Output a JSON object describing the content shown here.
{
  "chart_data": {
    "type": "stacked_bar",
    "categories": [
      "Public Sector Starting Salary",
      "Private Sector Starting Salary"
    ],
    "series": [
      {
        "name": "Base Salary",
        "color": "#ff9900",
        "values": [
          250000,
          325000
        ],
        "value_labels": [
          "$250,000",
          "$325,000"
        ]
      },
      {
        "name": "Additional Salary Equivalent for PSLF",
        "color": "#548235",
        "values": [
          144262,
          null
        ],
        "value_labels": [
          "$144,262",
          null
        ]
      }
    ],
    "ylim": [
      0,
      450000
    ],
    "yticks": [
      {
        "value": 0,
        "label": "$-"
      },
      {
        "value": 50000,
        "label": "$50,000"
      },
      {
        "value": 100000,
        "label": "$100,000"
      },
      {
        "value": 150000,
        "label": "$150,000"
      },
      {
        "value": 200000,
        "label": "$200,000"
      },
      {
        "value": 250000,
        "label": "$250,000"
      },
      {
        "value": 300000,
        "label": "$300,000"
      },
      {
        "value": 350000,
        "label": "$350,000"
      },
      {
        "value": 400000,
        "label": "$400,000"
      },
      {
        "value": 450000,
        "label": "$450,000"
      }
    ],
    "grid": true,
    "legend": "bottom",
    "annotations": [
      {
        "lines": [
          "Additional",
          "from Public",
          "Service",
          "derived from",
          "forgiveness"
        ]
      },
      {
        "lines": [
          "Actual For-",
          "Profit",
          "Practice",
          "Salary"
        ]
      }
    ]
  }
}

• **Directions**
Using the listing above, show every line that includes the string "Salary".

• **Written solution**
      "Public Sector Starting Salary",
      "Private Sector Starting Salary"
        "name": "Base Salary",
        "name": "Additional Salary Equivalent for PSLF",
          "Salary"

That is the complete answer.